-- YOUR GOAL --
The records are to be restated in their entirety, word for word.

Dataset rows
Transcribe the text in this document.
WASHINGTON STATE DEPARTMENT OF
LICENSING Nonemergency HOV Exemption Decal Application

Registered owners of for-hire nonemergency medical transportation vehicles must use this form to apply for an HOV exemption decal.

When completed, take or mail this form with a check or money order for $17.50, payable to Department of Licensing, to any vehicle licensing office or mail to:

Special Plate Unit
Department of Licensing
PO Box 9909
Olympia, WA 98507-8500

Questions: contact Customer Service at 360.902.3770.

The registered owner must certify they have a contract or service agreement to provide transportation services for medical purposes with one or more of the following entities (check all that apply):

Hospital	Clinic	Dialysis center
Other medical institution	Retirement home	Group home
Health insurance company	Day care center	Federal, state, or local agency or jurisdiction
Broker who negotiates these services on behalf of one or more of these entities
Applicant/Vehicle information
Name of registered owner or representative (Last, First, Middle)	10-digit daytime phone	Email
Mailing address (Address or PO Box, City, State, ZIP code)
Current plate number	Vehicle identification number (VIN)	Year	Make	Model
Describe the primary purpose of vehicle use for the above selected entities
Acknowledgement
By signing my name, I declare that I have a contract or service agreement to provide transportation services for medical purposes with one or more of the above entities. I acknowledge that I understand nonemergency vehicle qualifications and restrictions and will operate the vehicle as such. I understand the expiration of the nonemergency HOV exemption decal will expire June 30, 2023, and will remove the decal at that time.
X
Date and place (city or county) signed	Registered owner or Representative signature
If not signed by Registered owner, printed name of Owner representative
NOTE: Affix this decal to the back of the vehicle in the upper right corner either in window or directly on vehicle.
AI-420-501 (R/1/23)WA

-- RESPONSE TO THIS TASK --
Transcribe the text in this document.
WASHINGTON STATE DEPARTMENT OF
LICENSING Nonemergency HOV Exemption Decal Application

Registered owners of for-hire nonemergency medical transportation vehicles must use this form to apply for an HOV exemption decal.

When completed, take or mail this form with a check or money order for $17.50, payable to Department of Licensing, to any vehicle licensing office or mail to:

Special Plate Unit
Department of Licensing
PO Box 9909
Olympia, WA 98507-8500

Questions: contact Customer Service at 360.902.3770.

The registered owner must certify they have a contract or service agreement to provide transportation services for medical purposes with one or more of the following entities (check all that apply):

Hospital	Clinic	Dialysis center
Other medical institution	Retirement home	Group home
Health insurance company	Day care center	Federal, state, or local agency or jurisdiction
Broker who negotiates these services on behalf of one or more of these entities
Applicant/Vehicle information
Name of registered owner or representative (Last, First, Middle)	10-digit daytime phone	Email
Mailing address (Address or PO Box, City, State, ZIP code)
Current plate number	Vehicle identification number (VIN)	Year	Make	Model
Describe the primary purpose of vehicle use for the above selected entities
Acknowledgement
By signing my name, I declare that I have a contract or service agreement to provide transportation services for medical purposes with one or more of the above entities. I acknowledge that I understand nonemergency vehicle qualifications and restrictions and will operate the vehicle as such. I understand the expiration of the nonemergency HOV exemption decal will expire June 30, 2023, and will remove the decal at that time.
X
Date and place (city or county) signed	Registered owner or Representative signature
If not signed by Registered owner, printed name of Owner representative
NOTE: Affix this decal to the back of the vehicle in the upper right corner either in window or directly on vehicle.
AI-420-501 (R/1/23)WA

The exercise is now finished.